* begin Extracted material *

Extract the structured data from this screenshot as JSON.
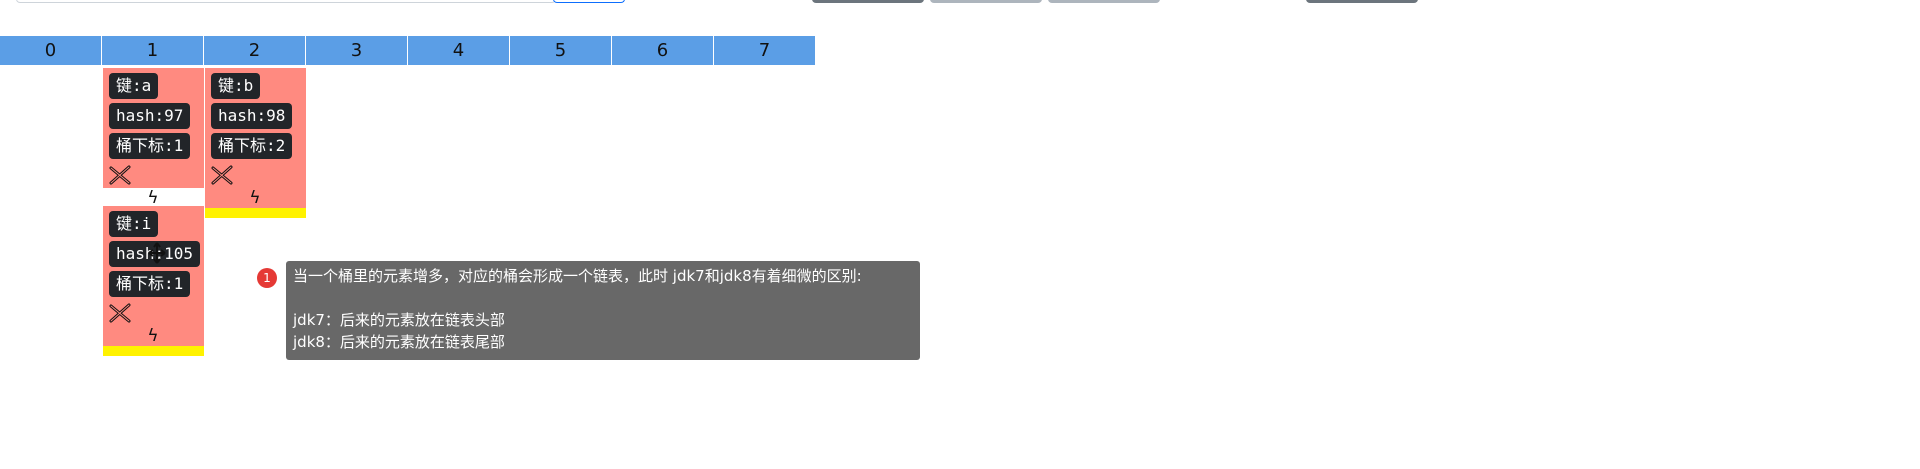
{
  "buckets": [
    "0",
    "1",
    "2",
    "3",
    "4",
    "5",
    "6",
    "7"
  ],
  "nodes": [
    {
      "key": "键:a",
      "hash": "hash:97",
      "index": "桶下标:1"
    },
    {
      "key": "键:b",
      "hash": "hash:98",
      "index": "桶下标:2"
    },
    {
      "key": "键:i",
      "hash": "hash:105",
      "index": "桶下标:1"
    }
  ],
  "icons": {
    "delete": "delete-cross-icon",
    "next": "lightning-arrow-icon",
    "cursor": "move-cursor-icon"
  },
  "tooltip": {
    "badge": "1",
    "line1": "当一个桶里的元素增多，对应的桶会形成一个链表，此时 jdk7和jdk8有着细微的区别:",
    "line2": "jdk7：后来的元素放在链表头部",
    "line3": "jdk8：后来的元素放在链表尾部"
  },
  "colors": {
    "bucket": "#5b9ee6",
    "node": "#ff8a80",
    "tail": "#fff200",
    "tag": "#222529",
    "tooltip": "#686868",
    "badge": "#e53935"
  }
}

* end Extracted material *

Requirement: Pictures in the records above are not copied; print everything else exactly.

Result of this exercise:
Extract the structured data from this screenshot as JSON.
{
  "buckets": [
    "0",
    "1",
    "2",
    "3",
    "4",
    "5",
    "6",
    "7"
  ],
  "nodes": [
    {
      "key": "键:a",
      "hash": "hash:97",
      "index": "桶下标:1"
    },
    {
      "key": "键:b",
      "hash": "hash:98",
      "index": "桶下标:2"
    },
    {
      "key": "键:i",
      "hash": "hash:105",
      "index": "桶下标:1"
    }
  ],
  "icons": {
    "delete": "delete-cross-icon",
    "next": "lightning-arrow-icon",
    "cursor": "move-cursor-icon"
  },
  "tooltip": {
    "badge": "1",
    "line1": "当一个桶里的元素增多，对应的桶会形成一个链表，此时 jdk7和jdk8有着细微的区别:",
    "line2": "jdk7：后来的元素放在链表头部",
    "line3": "jdk8：后来的元素放在链表尾部"
  },
  "colors": {
    "bucket": "#5b9ee6",
    "node": "#ff8a80",
    "tail": "#fff200",
    "tag": "#222529",
    "tooltip": "#686868",
    "badge": "#e53935"
  }
}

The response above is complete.